_DATA SUPPLIED_.
— Begin —

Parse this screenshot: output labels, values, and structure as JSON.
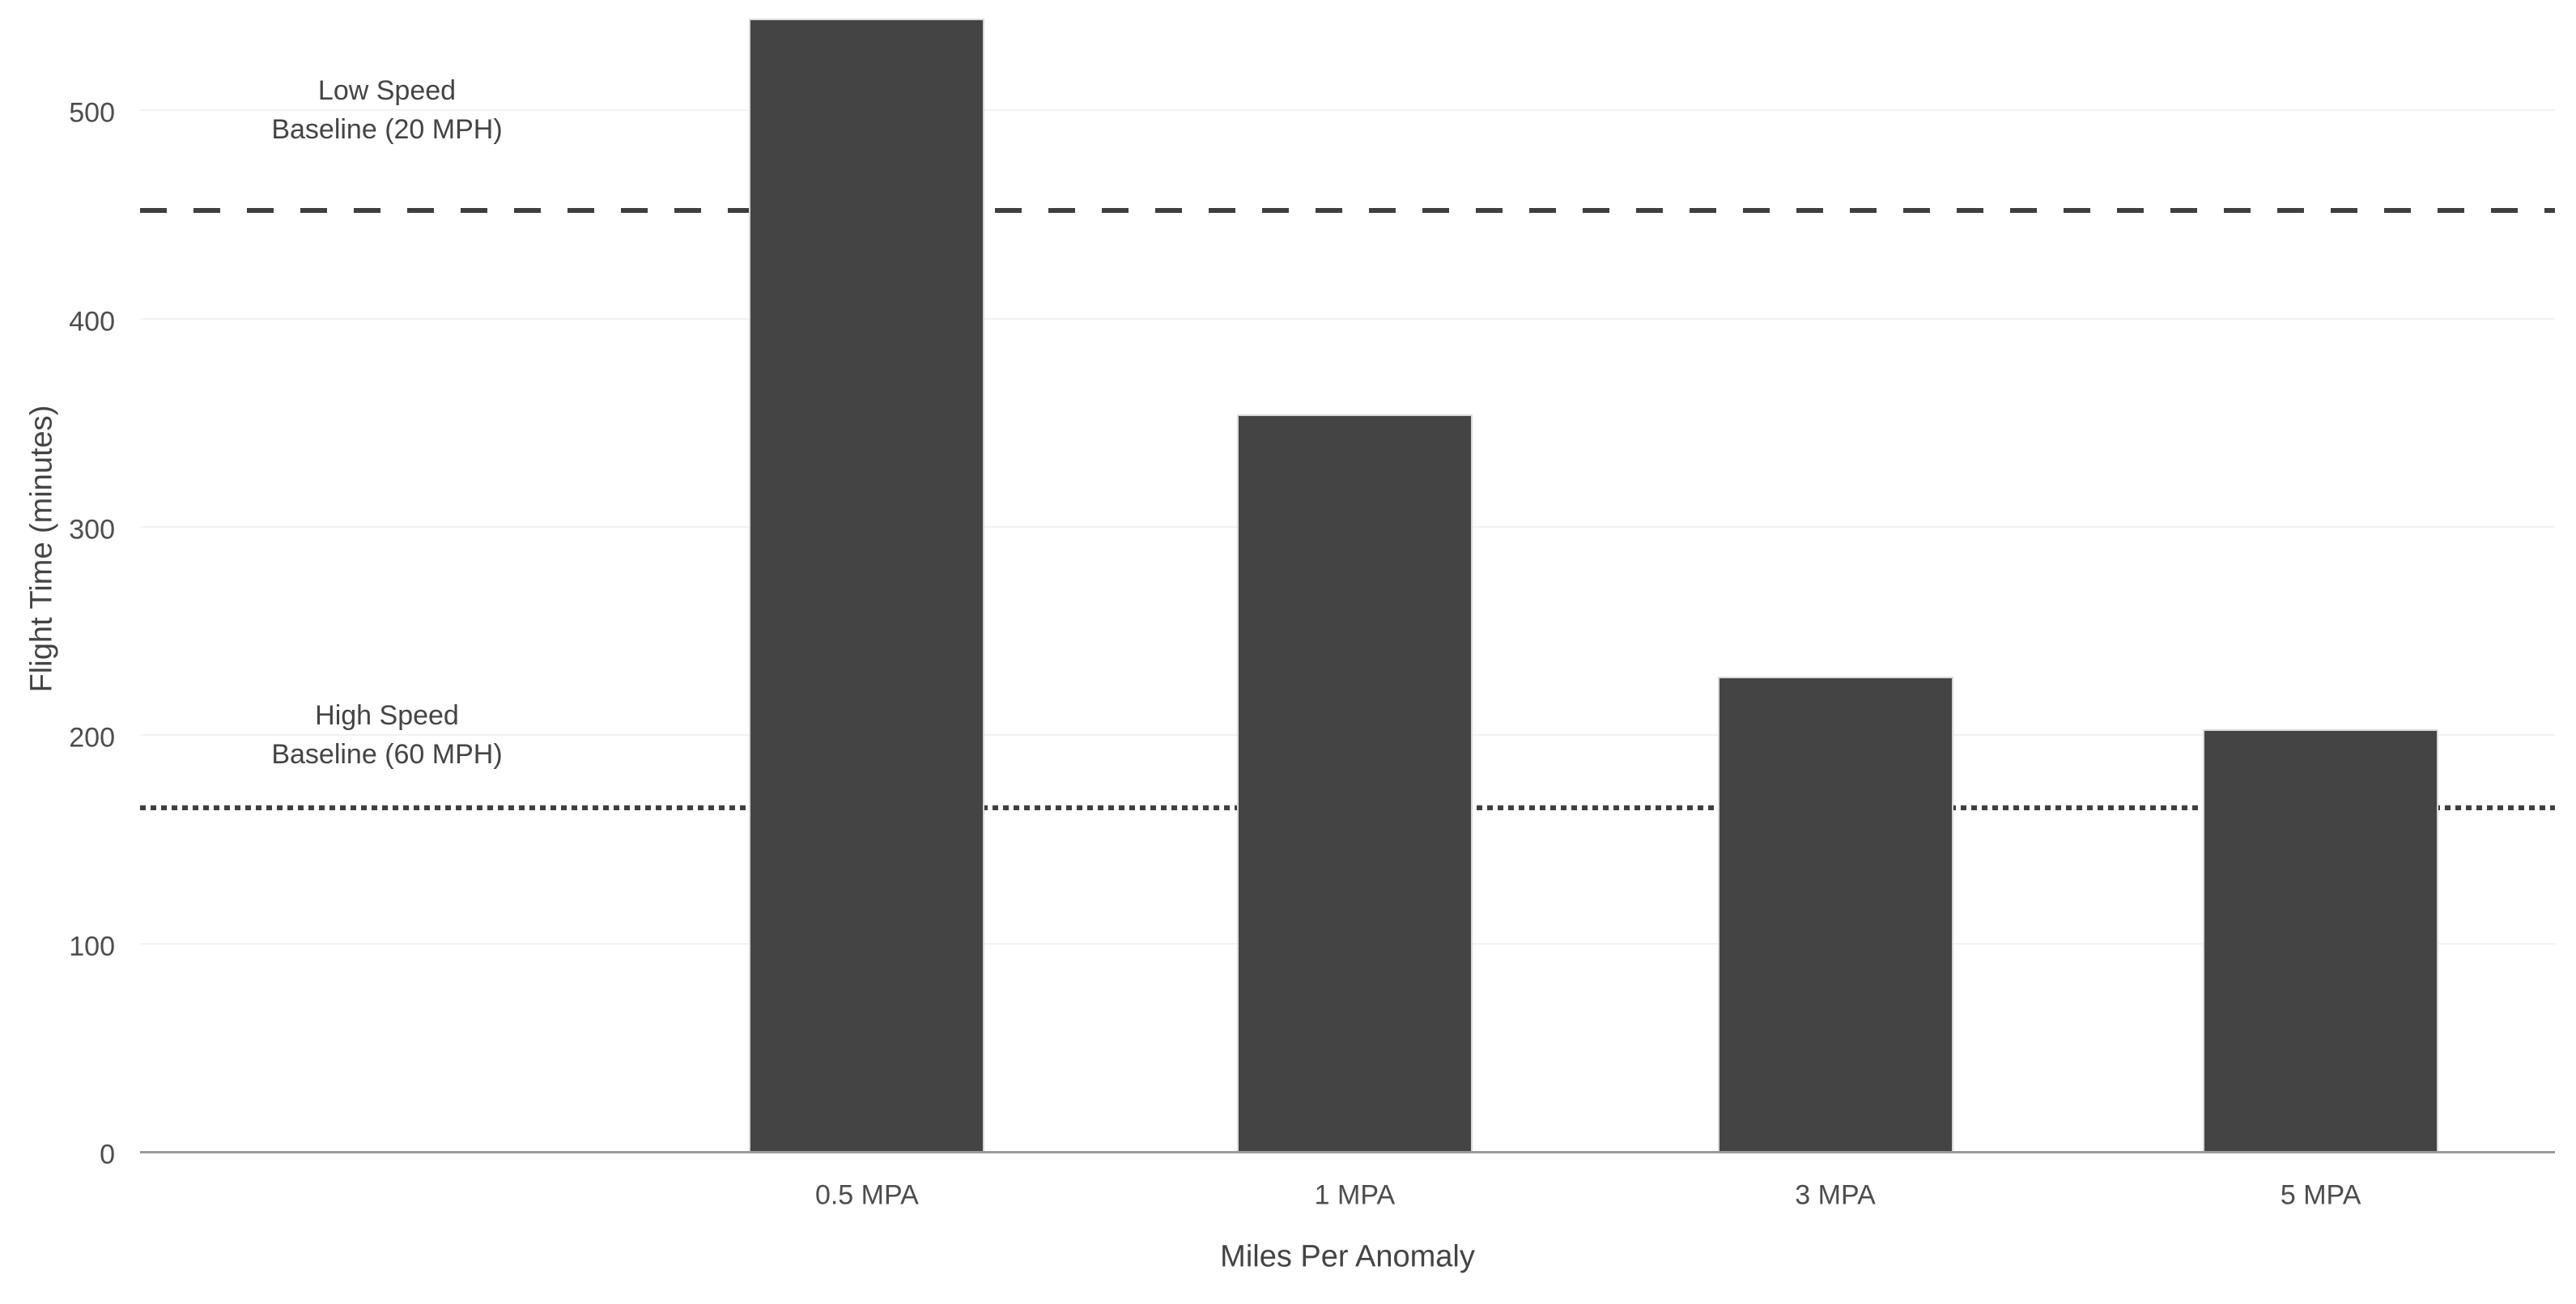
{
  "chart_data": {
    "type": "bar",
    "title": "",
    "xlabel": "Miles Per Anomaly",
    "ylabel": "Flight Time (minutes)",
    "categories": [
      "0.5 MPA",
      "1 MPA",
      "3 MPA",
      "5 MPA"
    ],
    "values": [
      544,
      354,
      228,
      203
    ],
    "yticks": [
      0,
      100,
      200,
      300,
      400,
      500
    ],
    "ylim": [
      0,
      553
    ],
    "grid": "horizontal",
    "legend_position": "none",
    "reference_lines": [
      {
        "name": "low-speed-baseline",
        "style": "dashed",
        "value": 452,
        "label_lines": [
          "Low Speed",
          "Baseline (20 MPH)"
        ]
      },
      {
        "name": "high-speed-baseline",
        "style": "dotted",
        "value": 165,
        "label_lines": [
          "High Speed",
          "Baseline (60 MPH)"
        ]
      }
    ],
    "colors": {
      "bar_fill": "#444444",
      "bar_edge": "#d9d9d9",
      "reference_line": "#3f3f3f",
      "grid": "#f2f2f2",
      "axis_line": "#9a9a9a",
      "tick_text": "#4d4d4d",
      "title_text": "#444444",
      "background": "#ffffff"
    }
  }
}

— End —
— Begin —

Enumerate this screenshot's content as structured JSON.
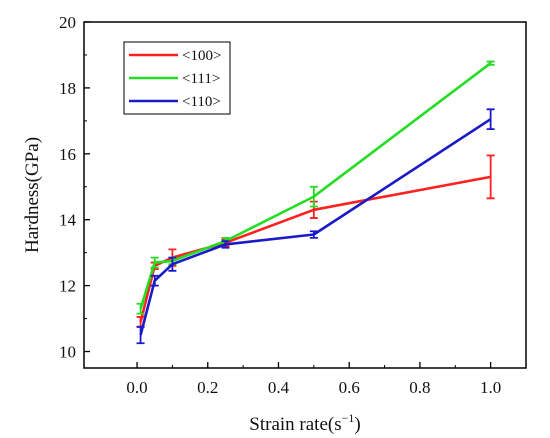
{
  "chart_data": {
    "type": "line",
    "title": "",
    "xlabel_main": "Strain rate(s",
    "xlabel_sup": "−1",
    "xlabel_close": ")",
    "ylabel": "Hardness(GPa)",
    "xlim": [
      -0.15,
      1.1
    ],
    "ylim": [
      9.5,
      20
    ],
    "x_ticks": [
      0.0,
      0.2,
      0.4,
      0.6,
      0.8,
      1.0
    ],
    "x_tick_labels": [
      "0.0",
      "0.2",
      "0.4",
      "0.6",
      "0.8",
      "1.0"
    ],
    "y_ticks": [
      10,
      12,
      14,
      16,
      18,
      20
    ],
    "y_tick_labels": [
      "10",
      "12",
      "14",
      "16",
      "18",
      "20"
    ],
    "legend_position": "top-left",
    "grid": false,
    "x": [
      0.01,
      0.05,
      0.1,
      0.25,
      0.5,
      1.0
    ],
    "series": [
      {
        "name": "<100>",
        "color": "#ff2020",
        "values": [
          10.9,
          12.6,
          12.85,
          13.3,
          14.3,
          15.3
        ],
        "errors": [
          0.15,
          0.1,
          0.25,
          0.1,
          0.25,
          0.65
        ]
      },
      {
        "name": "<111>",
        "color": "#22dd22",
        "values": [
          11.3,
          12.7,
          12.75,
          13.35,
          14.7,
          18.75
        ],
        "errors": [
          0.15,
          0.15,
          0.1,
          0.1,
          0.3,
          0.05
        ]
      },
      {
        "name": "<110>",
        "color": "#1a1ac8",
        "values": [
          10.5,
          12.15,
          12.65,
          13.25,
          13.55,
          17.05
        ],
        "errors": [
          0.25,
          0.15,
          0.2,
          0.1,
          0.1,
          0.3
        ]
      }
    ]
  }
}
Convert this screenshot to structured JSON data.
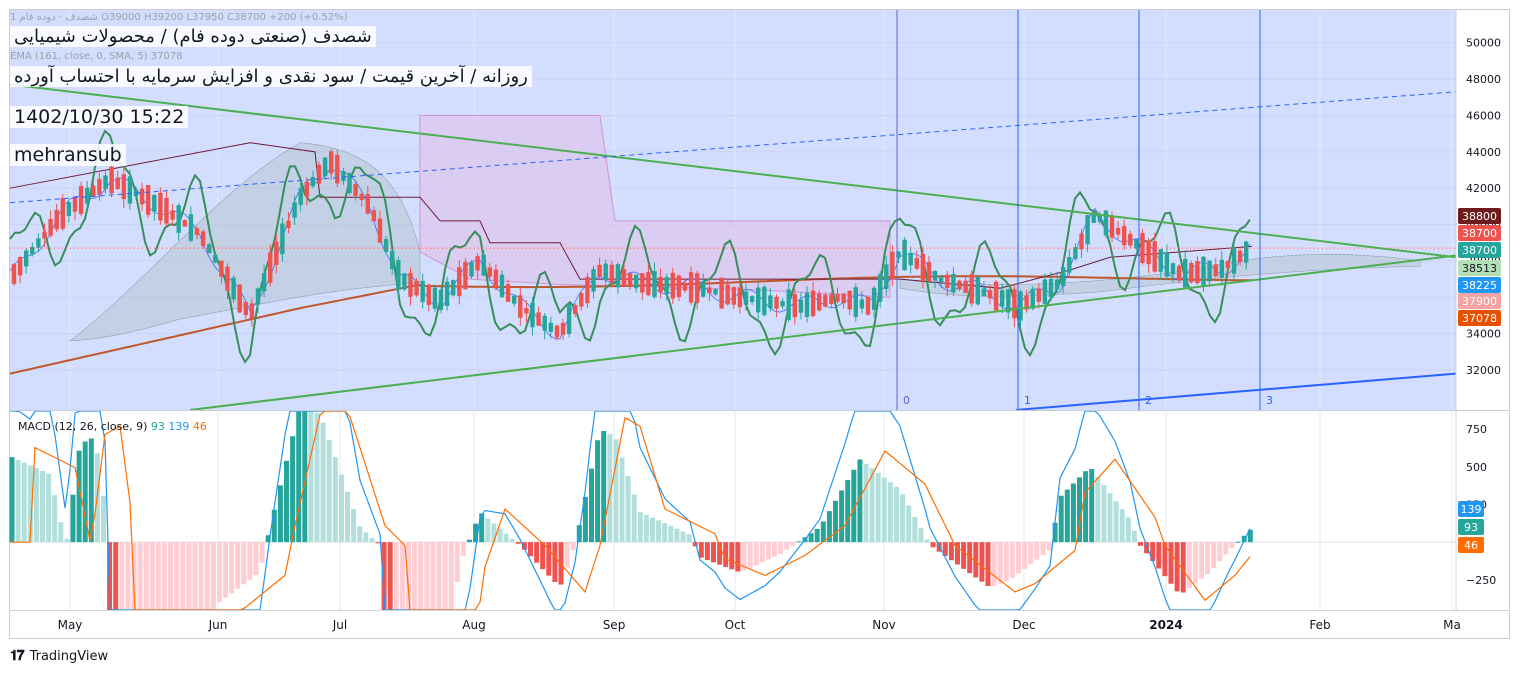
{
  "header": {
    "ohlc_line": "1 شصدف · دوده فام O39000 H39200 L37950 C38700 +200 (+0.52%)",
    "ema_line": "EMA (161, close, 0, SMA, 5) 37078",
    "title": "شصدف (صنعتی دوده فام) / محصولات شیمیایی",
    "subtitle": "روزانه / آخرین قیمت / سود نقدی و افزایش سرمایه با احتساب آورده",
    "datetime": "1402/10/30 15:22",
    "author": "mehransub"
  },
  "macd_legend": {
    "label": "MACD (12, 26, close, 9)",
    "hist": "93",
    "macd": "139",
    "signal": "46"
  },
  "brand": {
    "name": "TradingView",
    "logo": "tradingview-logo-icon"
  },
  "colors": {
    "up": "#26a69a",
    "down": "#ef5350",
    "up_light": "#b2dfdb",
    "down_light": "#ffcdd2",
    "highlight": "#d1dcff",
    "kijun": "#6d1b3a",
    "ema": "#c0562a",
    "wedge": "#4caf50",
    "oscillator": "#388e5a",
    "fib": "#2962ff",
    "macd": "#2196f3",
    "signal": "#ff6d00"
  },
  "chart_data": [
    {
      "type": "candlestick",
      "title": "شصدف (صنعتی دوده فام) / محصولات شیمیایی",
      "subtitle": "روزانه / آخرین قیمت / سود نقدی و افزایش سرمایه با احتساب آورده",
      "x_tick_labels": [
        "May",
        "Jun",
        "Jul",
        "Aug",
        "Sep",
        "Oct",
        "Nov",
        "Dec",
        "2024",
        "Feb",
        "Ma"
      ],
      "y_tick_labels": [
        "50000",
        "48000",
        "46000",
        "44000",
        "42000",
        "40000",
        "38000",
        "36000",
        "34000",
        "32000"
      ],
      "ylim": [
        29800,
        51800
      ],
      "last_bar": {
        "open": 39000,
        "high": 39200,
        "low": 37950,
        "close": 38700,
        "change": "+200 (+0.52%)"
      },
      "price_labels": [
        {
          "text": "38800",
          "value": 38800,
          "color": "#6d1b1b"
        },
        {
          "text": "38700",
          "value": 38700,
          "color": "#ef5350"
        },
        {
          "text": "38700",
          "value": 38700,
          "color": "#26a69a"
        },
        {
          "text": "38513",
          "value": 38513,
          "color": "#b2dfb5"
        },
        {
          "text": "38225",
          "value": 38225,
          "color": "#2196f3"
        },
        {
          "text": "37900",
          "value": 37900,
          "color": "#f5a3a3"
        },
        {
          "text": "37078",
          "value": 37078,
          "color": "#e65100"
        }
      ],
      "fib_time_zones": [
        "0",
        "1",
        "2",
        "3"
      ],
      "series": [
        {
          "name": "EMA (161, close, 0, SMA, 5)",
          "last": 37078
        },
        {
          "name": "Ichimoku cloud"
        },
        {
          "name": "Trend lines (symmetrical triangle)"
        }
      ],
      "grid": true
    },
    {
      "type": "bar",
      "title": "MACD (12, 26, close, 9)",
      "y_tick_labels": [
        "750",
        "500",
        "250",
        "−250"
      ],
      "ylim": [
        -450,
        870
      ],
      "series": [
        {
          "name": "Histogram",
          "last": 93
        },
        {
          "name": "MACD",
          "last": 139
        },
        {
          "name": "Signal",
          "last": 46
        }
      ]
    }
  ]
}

— End —
— Begin —

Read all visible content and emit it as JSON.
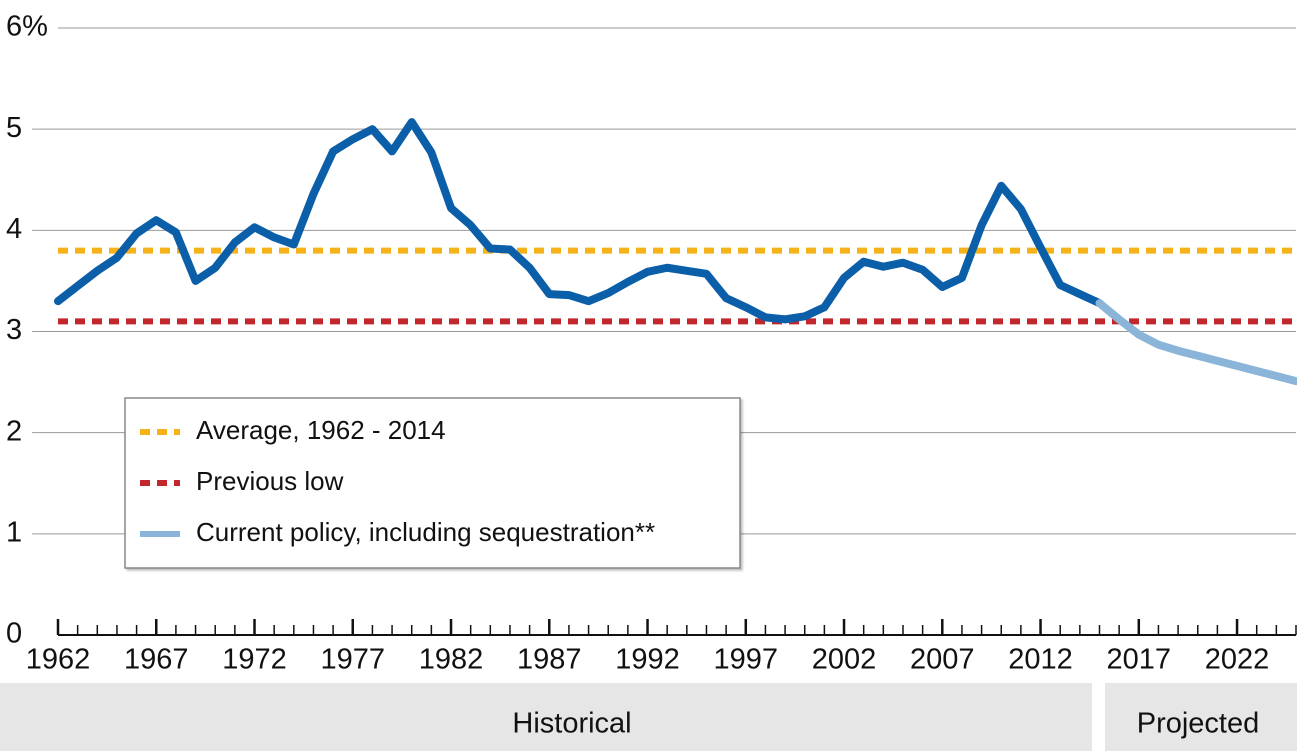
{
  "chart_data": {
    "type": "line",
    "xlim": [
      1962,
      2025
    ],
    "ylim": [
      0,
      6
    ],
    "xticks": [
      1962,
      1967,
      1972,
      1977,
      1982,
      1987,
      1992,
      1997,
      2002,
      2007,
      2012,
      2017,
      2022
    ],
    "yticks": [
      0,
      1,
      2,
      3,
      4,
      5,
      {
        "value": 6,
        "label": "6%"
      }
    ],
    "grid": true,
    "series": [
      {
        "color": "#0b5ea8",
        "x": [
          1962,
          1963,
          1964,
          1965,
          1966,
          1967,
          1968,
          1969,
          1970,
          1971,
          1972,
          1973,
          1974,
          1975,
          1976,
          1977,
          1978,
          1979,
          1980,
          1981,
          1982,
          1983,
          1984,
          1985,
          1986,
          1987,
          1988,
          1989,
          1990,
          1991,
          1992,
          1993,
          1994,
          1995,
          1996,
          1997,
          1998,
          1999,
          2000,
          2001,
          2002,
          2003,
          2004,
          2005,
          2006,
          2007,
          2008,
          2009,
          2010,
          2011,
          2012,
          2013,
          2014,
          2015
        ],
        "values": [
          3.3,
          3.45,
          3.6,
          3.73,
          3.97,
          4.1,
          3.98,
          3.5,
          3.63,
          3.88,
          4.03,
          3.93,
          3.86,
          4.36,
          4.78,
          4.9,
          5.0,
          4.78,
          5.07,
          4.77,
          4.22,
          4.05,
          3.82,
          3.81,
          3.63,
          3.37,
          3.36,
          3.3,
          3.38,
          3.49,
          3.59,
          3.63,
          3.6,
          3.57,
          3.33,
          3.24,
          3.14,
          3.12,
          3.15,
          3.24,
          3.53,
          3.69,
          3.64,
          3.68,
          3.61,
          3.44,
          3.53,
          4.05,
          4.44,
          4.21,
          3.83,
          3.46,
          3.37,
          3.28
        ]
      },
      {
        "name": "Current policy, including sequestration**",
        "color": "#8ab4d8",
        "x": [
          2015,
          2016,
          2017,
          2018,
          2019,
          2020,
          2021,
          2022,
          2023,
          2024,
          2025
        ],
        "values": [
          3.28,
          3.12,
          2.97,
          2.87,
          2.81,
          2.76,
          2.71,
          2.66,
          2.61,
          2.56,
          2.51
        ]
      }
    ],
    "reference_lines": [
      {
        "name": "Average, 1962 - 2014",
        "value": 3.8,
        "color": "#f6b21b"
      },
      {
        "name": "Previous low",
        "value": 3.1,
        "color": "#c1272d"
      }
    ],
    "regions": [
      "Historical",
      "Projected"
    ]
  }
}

— End —

_GOAL OF THE EXERCISE_. Gather all lines where the word "قیمت" appears.

_SOLUTION FOR THIS EXERCISE_.
    "subtitle": "روزانه / آخرین قیمت / سود نقدی و افزایش سرمایه با احتساب آورده",
      "subtitle": "روزانه / آخرین قیمت / سود نقدی و افزایش سرمایه با احتساب آورده",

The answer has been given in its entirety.